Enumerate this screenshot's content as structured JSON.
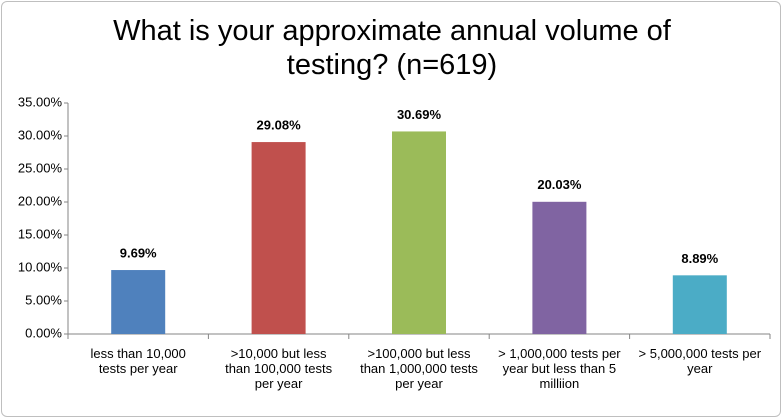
{
  "chart_data": {
    "type": "bar",
    "title": "What is your approximate annual volume of testing? (n=619)",
    "categories": [
      "less than 10,000 tests per year",
      ">10,000 but less than 100,000 tests per year",
      ">100,000 but less than 1,000,000 tests per year",
      "> 1,000,000 tests per year but less than 5 milliion",
      "> 5,000,000 tests per year"
    ],
    "values": [
      9.69,
      29.08,
      30.69,
      20.03,
      8.89
    ],
    "value_labels": [
      "9.69%",
      "29.08%",
      "30.69%",
      "20.03%",
      "8.89%"
    ],
    "colors": [
      "#4f81bd",
      "#c0504d",
      "#9bbb59",
      "#8064a2",
      "#4bacc6"
    ],
    "ylim": [
      0,
      35
    ],
    "yticks": [
      {
        "value": 0,
        "label": "0.00%"
      },
      {
        "value": 5,
        "label": "5.00%"
      },
      {
        "value": 10,
        "label": "10.00%"
      },
      {
        "value": 15,
        "label": "15.00%"
      },
      {
        "value": 20,
        "label": "20.00%"
      },
      {
        "value": 25,
        "label": "25.00%"
      },
      {
        "value": 30,
        "label": "30.00%"
      },
      {
        "value": 35,
        "label": "35.00%"
      }
    ],
    "grid": false
  }
}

· · · ·

* Requirements:
The records above are to be restated exactly, without their pictures.

* Solution to this exercise:
Enumerate this screenshot's content as structured JSON.
{
  "chart_data": {
    "type": "bar",
    "title": "What is your approximate annual volume of testing? (n=619)",
    "categories": [
      "less than 10,000 tests per year",
      ">10,000 but less than 100,000 tests per year",
      ">100,000 but less than 1,000,000 tests per year",
      "> 1,000,000 tests per year but less than 5 milliion",
      "> 5,000,000 tests per year"
    ],
    "values": [
      9.69,
      29.08,
      30.69,
      20.03,
      8.89
    ],
    "value_labels": [
      "9.69%",
      "29.08%",
      "30.69%",
      "20.03%",
      "8.89%"
    ],
    "colors": [
      "#4f81bd",
      "#c0504d",
      "#9bbb59",
      "#8064a2",
      "#4bacc6"
    ],
    "ylim": [
      0,
      35
    ],
    "yticks": [
      {
        "value": 0,
        "label": "0.00%"
      },
      {
        "value": 5,
        "label": "5.00%"
      },
      {
        "value": 10,
        "label": "10.00%"
      },
      {
        "value": 15,
        "label": "15.00%"
      },
      {
        "value": 20,
        "label": "20.00%"
      },
      {
        "value": 25,
        "label": "25.00%"
      },
      {
        "value": 30,
        "label": "30.00%"
      },
      {
        "value": 35,
        "label": "35.00%"
      }
    ],
    "grid": false
  }
}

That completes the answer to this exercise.